TASK REQUIREMENTS: Lines from the one containing "What data populates" through the last line of the data are to be repeated word for word, both ends included.

DATA IN THIS EXERCISE:
▶
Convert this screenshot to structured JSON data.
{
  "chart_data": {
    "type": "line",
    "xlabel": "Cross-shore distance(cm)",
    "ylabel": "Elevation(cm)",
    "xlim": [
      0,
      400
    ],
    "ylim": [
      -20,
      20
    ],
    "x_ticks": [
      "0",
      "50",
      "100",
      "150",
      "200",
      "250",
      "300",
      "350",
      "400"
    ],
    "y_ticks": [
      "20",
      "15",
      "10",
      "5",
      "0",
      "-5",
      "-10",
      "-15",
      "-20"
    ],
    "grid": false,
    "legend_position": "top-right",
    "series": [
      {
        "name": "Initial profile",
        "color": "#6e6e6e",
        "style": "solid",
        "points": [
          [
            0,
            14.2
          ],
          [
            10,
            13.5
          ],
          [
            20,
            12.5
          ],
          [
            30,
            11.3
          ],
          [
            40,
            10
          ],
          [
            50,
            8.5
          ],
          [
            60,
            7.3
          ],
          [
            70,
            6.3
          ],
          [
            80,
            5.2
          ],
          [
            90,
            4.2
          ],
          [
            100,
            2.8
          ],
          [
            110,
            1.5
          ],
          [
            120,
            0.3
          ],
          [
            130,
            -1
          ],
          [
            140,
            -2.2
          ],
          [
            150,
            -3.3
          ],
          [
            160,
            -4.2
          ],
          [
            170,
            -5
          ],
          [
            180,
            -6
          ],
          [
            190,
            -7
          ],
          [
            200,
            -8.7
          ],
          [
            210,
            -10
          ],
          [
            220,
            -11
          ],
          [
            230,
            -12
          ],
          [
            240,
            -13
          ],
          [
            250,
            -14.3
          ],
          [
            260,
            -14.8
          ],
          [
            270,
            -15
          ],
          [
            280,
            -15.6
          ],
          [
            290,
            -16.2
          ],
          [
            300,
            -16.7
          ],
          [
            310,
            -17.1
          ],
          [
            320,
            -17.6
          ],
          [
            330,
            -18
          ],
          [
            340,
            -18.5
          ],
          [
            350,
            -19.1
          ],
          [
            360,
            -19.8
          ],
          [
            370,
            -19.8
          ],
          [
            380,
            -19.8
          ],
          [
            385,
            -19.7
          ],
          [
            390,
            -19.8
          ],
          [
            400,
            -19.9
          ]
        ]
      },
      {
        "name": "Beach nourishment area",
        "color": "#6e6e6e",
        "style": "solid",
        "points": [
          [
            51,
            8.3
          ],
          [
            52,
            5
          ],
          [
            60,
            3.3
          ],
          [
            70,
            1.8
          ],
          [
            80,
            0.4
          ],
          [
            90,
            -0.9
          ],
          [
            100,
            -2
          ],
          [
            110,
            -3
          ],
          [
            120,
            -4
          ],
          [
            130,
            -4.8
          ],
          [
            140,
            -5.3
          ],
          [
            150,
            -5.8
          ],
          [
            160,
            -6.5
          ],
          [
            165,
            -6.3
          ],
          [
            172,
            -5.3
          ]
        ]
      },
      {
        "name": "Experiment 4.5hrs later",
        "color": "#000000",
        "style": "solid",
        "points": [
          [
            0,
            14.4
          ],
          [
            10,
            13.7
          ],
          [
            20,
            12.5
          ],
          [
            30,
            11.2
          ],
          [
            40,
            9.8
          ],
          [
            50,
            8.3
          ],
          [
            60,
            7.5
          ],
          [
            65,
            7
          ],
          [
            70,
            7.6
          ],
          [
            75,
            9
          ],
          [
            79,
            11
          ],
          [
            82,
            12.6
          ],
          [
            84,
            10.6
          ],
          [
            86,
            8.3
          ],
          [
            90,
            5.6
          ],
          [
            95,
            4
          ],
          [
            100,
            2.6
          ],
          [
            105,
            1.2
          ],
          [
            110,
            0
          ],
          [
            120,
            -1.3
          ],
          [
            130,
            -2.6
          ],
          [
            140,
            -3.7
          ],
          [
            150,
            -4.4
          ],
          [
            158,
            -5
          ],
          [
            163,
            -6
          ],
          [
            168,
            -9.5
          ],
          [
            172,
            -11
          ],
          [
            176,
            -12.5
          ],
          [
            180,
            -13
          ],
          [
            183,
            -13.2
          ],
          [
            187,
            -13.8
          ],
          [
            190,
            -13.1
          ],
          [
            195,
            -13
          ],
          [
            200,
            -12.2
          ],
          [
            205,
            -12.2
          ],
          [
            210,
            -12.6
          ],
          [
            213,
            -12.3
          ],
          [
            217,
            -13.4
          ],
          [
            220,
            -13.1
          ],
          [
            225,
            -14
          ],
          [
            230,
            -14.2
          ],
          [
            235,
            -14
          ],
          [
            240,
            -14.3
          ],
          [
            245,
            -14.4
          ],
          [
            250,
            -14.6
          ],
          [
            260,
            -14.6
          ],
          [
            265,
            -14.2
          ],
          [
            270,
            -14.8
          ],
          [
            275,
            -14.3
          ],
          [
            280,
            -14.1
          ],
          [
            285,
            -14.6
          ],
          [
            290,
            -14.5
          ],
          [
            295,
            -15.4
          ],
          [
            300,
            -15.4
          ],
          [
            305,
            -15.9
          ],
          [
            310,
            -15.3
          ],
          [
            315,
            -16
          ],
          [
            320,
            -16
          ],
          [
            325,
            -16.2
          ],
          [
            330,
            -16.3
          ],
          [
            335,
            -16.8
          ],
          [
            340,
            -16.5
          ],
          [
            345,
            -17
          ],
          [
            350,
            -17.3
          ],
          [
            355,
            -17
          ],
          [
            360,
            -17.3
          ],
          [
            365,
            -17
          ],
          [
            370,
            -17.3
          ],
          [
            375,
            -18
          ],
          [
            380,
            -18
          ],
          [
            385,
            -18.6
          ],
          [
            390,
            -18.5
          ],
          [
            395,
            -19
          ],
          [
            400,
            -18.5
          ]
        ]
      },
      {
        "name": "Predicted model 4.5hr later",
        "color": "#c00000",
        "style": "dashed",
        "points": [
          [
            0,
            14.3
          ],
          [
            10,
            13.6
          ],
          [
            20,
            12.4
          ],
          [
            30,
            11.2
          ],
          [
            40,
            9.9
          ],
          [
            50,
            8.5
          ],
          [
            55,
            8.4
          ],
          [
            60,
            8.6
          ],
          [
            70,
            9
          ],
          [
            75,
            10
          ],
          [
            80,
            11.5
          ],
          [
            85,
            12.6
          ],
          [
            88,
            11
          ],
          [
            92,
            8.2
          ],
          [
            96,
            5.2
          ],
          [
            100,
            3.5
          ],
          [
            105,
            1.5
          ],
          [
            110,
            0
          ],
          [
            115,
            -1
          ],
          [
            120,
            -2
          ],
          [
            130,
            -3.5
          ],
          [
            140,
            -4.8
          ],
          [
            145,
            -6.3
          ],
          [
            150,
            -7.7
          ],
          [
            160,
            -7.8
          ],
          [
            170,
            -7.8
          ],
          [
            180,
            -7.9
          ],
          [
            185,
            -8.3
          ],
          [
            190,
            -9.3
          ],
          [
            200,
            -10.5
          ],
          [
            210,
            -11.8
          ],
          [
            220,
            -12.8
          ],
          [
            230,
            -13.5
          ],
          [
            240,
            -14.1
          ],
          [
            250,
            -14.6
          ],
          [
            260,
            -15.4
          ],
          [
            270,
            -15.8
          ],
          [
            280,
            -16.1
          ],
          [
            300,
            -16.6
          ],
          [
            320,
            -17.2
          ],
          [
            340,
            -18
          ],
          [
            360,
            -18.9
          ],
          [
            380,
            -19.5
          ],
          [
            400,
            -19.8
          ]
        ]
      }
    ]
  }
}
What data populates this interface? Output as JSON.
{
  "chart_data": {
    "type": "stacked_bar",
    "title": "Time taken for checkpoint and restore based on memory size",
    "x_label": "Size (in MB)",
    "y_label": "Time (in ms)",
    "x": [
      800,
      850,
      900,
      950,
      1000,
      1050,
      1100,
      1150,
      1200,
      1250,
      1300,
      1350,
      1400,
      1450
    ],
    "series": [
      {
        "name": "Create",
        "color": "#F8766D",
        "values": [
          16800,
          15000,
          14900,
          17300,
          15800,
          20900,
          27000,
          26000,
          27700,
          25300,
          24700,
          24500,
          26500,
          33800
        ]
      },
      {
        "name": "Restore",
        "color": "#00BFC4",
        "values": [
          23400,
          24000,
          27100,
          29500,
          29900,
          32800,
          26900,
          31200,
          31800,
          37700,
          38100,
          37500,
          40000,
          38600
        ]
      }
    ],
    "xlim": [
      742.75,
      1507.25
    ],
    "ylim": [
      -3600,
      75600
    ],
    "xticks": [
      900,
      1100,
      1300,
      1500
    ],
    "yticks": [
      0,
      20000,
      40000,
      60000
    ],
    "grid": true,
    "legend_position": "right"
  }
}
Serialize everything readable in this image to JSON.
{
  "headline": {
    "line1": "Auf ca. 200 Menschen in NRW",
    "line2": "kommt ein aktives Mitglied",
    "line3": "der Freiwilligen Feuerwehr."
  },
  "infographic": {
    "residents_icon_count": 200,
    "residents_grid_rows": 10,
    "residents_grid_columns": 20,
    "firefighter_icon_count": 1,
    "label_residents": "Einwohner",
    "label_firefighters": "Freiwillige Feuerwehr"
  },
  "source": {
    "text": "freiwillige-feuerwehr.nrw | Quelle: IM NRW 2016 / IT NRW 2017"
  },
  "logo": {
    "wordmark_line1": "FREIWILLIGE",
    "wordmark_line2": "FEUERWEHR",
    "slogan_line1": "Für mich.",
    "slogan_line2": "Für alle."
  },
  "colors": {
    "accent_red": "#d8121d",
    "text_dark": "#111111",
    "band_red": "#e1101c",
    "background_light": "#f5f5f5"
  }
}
◀
TASK RESPONSE:
What data populates this interface? Output as JSON.
{
  "chart_data": {
    "type": "stacked_bar",
    "title": "Time taken for checkpoint and restore based on memory size",
    "x_label": "Size (in MB)",
    "y_label": "Time (in ms)",
    "x": [
      800,
      850,
      900,
      950,
      1000,
      1050,
      1100,
      1150,
      1200,
      1250,
      1300,
      1350,
      1400,
      1450
    ],
    "series": [
      {
        "name": "Create",
        "color": "#F8766D",
        "values": [
          16800,
          15000,
          14900,
          17300,
          15800,
          20900,
          27000,
          26000,
          27700,
          25300,
          24700,
          24500,
          26500,
          33800
        ]
      },
      {
        "name": "Restore",
        "color": "#00BFC4",
        "values": [
          23400,
          24000,
          27100,
          29500,
          29900,
          32800,
          26900,
          31200,
          31800,
          37700,
          38100,
          37500,
          40000,
          38600
        ]
      }
    ],
    "xlim": [
      742.75,
      1507.25
    ],
    "ylim": [
      -3600,
      75600
    ],
    "xticks": [
      900,
      1100,
      1300,
      1500
    ],
    "yticks": [
      0,
      20000,
      40000,
      60000
    ],
    "grid": true,
    "legend_position": "right"
  }
}
Serialize everything readable in this image to JSON.
{
  "headline": {
    "line1": "Auf ca. 200 Menschen in NRW",
    "line2": "kommt ein aktives Mitglied",
    "line3": "der Freiwilligen Feuerwehr."
  },
  "infographic": {
    "residents_icon_count": 200,
    "residents_grid_rows": 10,
    "residents_grid_columns": 20,
    "firefighter_icon_count": 1,
    "label_residents": "Einwohner",
    "label_firefighters": "Freiwillige Feuerwehr"
  },
  "source": {
    "text": "freiwillige-feuerwehr.nrw | Quelle: IM NRW 2016 / IT NRW 2017"
  },
  "logo": {
    "wordmark_line1": "FREIWILLIGE",
    "wordmark_line2": "FEUERWEHR",
    "slogan_line1": "Für mich.",
    "slogan_line2": "Für alle."
  },
  "colors": {
    "accent_red": "#d8121d",
    "text_dark": "#111111",
    "band_red": "#e1101c",
    "background_light": "#f5f5f5"
  }
}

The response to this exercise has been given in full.